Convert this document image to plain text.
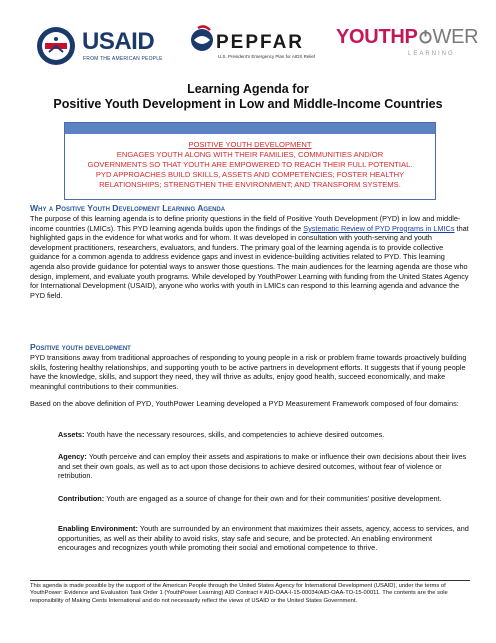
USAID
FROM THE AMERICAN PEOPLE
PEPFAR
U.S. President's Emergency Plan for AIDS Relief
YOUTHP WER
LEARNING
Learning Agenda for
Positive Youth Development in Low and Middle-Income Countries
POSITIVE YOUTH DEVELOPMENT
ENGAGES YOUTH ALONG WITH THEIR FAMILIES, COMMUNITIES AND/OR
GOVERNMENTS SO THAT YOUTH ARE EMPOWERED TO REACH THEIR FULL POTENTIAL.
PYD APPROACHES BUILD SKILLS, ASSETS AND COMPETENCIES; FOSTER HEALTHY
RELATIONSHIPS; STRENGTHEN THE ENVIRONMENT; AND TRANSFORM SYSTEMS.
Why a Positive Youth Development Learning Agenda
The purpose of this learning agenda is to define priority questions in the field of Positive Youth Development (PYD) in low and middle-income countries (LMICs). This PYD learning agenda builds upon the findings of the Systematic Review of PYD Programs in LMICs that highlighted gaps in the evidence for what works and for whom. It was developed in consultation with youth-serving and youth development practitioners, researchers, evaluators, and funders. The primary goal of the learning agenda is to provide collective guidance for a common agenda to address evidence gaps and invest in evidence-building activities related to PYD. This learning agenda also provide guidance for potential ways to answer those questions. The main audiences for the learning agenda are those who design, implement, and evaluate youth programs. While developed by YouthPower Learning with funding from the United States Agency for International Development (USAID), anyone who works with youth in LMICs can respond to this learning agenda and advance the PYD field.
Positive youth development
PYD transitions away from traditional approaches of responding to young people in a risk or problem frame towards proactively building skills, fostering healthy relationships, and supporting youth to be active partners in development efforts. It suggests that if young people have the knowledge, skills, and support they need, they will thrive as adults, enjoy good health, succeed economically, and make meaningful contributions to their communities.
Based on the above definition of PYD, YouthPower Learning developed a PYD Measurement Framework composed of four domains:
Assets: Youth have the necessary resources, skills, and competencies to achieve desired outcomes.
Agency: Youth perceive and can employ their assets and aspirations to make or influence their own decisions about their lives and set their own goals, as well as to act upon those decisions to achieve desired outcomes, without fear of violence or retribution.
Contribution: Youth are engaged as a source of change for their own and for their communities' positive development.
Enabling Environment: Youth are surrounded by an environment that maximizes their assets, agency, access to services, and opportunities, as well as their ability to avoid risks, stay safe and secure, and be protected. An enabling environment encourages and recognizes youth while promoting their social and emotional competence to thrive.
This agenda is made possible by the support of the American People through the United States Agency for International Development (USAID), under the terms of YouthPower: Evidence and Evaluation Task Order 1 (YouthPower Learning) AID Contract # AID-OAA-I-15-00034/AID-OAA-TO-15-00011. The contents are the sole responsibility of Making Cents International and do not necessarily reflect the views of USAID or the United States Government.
----------
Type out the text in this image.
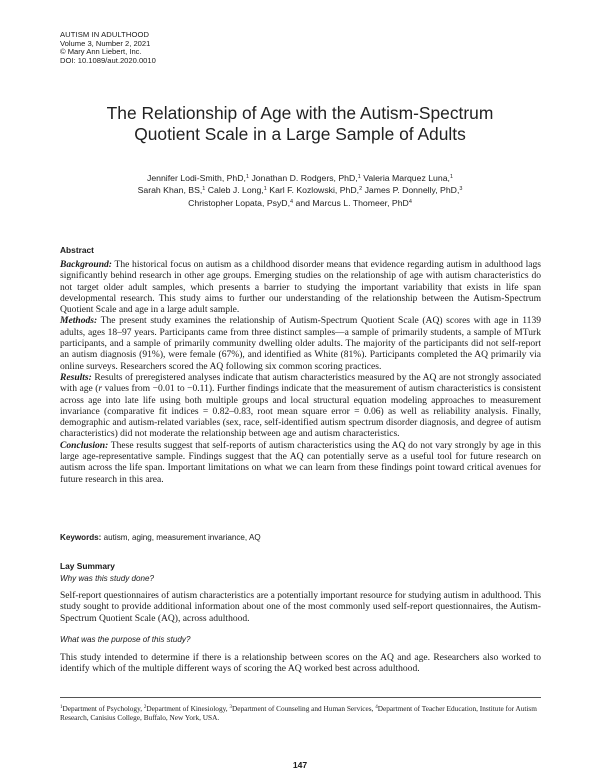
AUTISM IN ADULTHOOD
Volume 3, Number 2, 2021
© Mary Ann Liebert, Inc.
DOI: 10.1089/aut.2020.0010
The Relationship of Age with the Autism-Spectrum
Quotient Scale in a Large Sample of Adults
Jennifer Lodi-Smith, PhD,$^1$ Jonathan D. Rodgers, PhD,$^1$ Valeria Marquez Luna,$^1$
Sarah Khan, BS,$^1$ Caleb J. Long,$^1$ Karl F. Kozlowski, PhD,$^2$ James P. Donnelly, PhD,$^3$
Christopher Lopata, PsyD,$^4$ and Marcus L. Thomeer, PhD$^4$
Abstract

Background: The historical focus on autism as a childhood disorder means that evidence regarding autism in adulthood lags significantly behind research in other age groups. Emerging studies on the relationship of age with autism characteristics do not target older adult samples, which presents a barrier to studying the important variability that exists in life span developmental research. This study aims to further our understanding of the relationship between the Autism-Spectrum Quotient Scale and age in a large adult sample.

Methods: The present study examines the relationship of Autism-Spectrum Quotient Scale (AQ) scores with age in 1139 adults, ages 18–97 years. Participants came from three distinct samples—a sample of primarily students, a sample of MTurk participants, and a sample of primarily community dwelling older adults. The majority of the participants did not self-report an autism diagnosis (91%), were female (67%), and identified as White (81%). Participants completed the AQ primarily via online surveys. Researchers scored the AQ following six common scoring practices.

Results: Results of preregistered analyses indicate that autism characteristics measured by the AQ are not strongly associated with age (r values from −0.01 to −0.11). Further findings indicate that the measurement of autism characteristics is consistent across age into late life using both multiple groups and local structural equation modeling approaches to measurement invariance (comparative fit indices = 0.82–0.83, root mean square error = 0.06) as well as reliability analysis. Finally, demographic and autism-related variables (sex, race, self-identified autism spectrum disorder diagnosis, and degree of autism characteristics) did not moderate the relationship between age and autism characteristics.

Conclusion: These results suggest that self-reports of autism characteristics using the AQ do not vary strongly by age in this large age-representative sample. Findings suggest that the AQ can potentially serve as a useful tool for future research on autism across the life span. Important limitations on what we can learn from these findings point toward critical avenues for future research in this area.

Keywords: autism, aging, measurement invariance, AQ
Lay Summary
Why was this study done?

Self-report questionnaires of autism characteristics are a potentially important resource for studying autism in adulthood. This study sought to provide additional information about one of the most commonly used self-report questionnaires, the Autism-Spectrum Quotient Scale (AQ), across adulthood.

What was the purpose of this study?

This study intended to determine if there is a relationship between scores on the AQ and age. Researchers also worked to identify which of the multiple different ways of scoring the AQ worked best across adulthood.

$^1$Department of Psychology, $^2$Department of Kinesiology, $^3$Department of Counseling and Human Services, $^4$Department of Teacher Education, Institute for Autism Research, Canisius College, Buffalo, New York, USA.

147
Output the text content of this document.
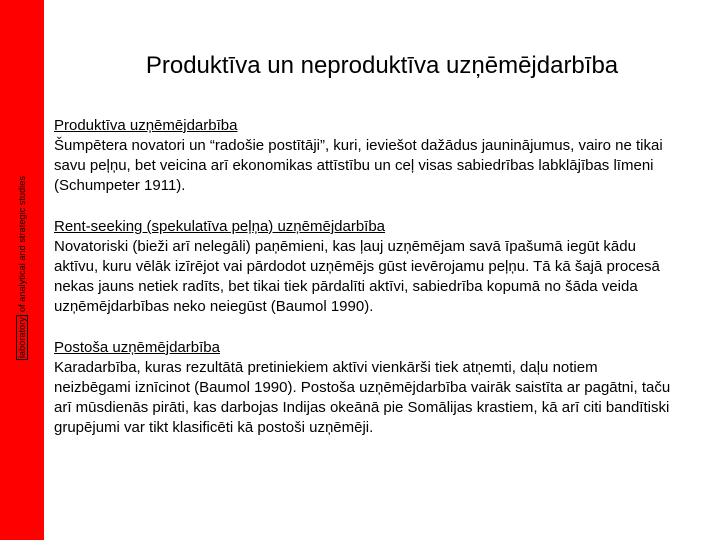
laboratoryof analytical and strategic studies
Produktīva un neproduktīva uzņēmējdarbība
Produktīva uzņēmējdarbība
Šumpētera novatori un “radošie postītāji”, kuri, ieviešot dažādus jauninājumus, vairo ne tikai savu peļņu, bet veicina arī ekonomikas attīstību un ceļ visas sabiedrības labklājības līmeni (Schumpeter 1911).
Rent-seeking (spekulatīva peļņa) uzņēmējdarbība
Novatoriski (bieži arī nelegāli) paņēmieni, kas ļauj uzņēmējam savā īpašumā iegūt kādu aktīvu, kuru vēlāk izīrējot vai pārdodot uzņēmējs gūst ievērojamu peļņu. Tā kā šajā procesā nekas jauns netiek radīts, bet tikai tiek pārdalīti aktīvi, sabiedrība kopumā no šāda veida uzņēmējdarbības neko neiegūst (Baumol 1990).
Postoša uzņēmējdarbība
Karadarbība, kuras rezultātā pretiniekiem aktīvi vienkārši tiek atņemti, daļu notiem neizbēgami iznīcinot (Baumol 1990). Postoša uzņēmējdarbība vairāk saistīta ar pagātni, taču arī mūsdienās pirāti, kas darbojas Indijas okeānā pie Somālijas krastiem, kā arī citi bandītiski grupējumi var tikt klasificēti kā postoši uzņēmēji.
----------
* **TO DO**
Only lines with the word "which" are wanted, so copy each one from the records.

* **RESULT OF THE EXERCISE**
Background: The historical focus on autism as a childhood disorder means that evidence regarding autism in adulthood lags significantly behind research in other age groups. Emerging studies on the relationship of age with autism characteristics do not target older adult samples, which presents a barrier to studying the important variability that exists in life span developmental research. This study aims to further our understanding of the relationship between the Autism-Spectrum Quotient Scale and age in a large adult sample.
This study intended to determine if there is a relationship between scores on the AQ and age. Researchers also worked to identify which of the multiple different ways of scoring the AQ worked best across adulthood.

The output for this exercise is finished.